[Extracted records]

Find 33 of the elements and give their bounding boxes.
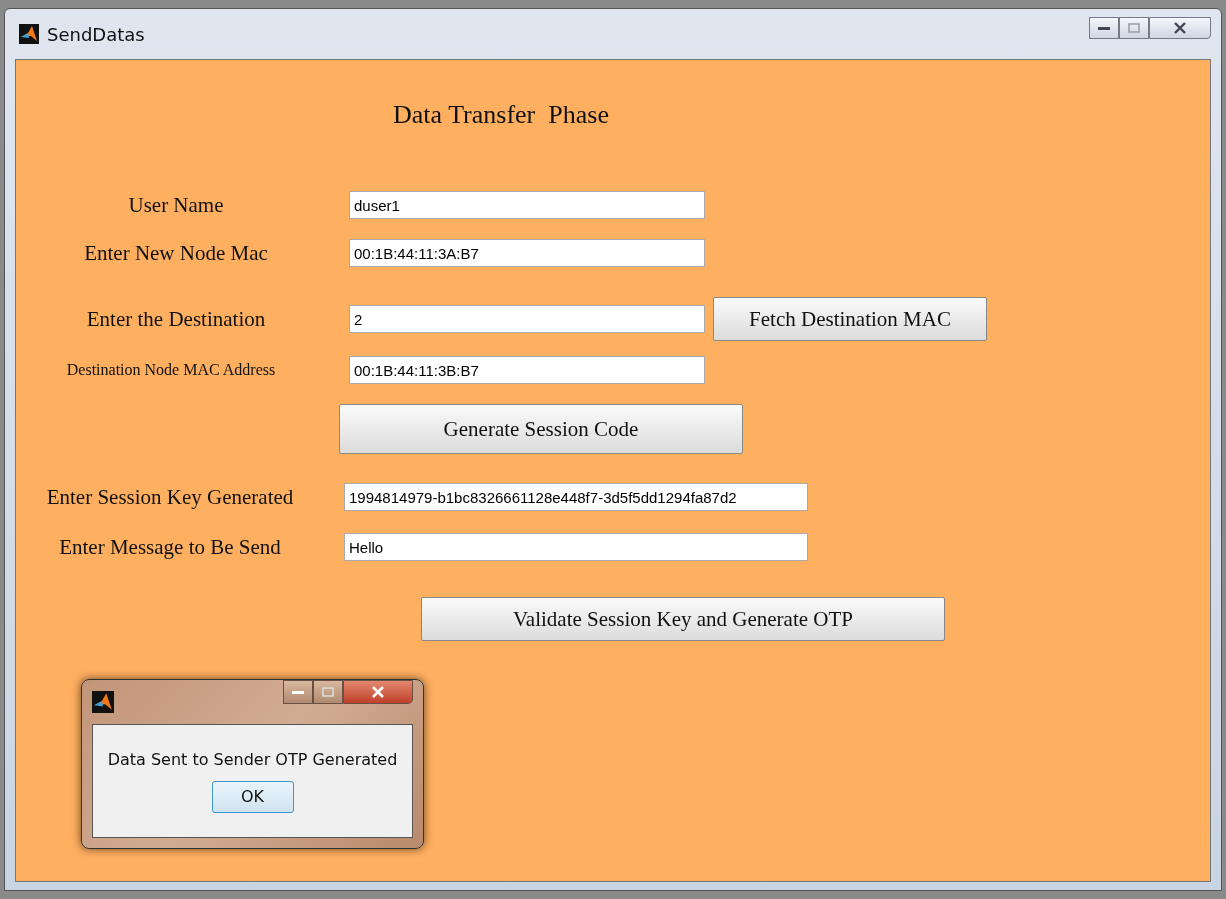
window-title: SendDatas — [47, 23, 145, 45]
input-field[interactable]: 00:1B:44:11:3A:B7 — [349, 239, 705, 267]
field-label: Enter Session Key Generated — [45, 484, 295, 510]
ok-button[interactable]: OK — [211, 780, 294, 813]
field-label: Enter the Destination — [85, 306, 267, 332]
minimize-button[interactable] — [1089, 17, 1119, 39]
minimize-button[interactable] — [283, 680, 313, 704]
minimize-icon — [1098, 25, 1110, 31]
maximize-button[interactable] — [1119, 17, 1149, 39]
peak-icon — [92, 691, 114, 713]
input-field[interactable]: duser1 — [349, 191, 705, 219]
close-icon — [371, 686, 385, 698]
maximize-icon — [322, 687, 334, 697]
close-button[interactable] — [1149, 17, 1211, 39]
minimize-icon — [292, 689, 304, 695]
action-button[interactable]: Validate Session Key and Generate OTP — [421, 597, 945, 641]
maximize-button[interactable] — [313, 680, 343, 704]
field-label: Destination Node MAC Address — [65, 361, 277, 379]
close-icon — [1173, 22, 1187, 34]
heading: Data Transfer Phase — [392, 99, 610, 131]
fetch-button[interactable]: Fetch Destination MAC — [713, 297, 987, 341]
action-button[interactable]: Generate Session Code — [339, 404, 743, 454]
input-field[interactable]: 1994814979-b1bc8326661128e448f7-3d5f5dd1294fa87d2 — [344, 483, 808, 511]
field-label: User Name — [127, 192, 225, 218]
input-field[interactable]: Hello — [344, 533, 808, 561]
field-label: Enter Message to Be Send — [58, 534, 282, 560]
dialog-message: Data Sent to Sender OTP Generated — [107, 749, 398, 769]
input-field[interactable]: 00:1B:44:11:3B:B7 — [349, 356, 705, 384]
close-button[interactable] — [343, 680, 413, 704]
peak-icon — [19, 24, 39, 44]
field-label: Enter New Node Mac — [83, 240, 269, 266]
maximize-icon — [1128, 23, 1140, 33]
input-field[interactable]: 2 — [349, 305, 705, 333]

▸ **Work required**
Copy out every line of the material above word for word, omitting the pictures.

▸ **Task result**
Find 33 of the elements and give their bounding boxes.
window-title: SendDatas — [47, 23, 145, 45]
input-field[interactable]: 00:1B:44:11:3A:B7 — [349, 239, 705, 267]
field-label: Enter Session Key Generated — [45, 484, 295, 510]
ok-button[interactable]: OK — [211, 780, 294, 813]
field-label: Enter the Destination — [85, 306, 267, 332]
minimize-button[interactable] — [1089, 17, 1119, 39]
minimize-button[interactable] — [283, 680, 313, 704]
minimize-icon — [1098, 25, 1110, 31]
maximize-button[interactable] — [1119, 17, 1149, 39]
peak-icon — [92, 691, 114, 713]
input-field[interactable]: duser1 — [349, 191, 705, 219]
close-icon — [371, 686, 385, 698]
maximize-icon — [322, 687, 334, 697]
close-button[interactable] — [1149, 17, 1211, 39]
minimize-icon — [292, 689, 304, 695]
action-button[interactable]: Validate Session Key and Generate OTP — [421, 597, 945, 641]
maximize-button[interactable] — [313, 680, 343, 704]
field-label: Destination Node MAC Address — [65, 361, 277, 379]
close-icon — [1173, 22, 1187, 34]
heading: Data Transfer Phase — [392, 99, 610, 131]
fetch-button[interactable]: Fetch Destination MAC — [713, 297, 987, 341]
action-button[interactable]: Generate Session Code — [339, 404, 743, 454]
input-field[interactable]: 1994814979-b1bc8326661128e448f7-3d5f5dd1294fa87d2 — [344, 483, 808, 511]
field-label: User Name — [127, 192, 225, 218]
input-field[interactable]: Hello — [344, 533, 808, 561]
field-label: Enter Message to Be Send — [58, 534, 282, 560]
dialog-message: Data Sent to Sender OTP Generated — [107, 749, 398, 769]
input-field[interactable]: 00:1B:44:11:3B:B7 — [349, 356, 705, 384]
close-button[interactable] — [343, 680, 413, 704]
peak-icon — [19, 24, 39, 44]
field-label: Enter New Node Mac — [83, 240, 269, 266]
maximize-icon — [1128, 23, 1140, 33]
input-field[interactable]: 2 — [349, 305, 705, 333]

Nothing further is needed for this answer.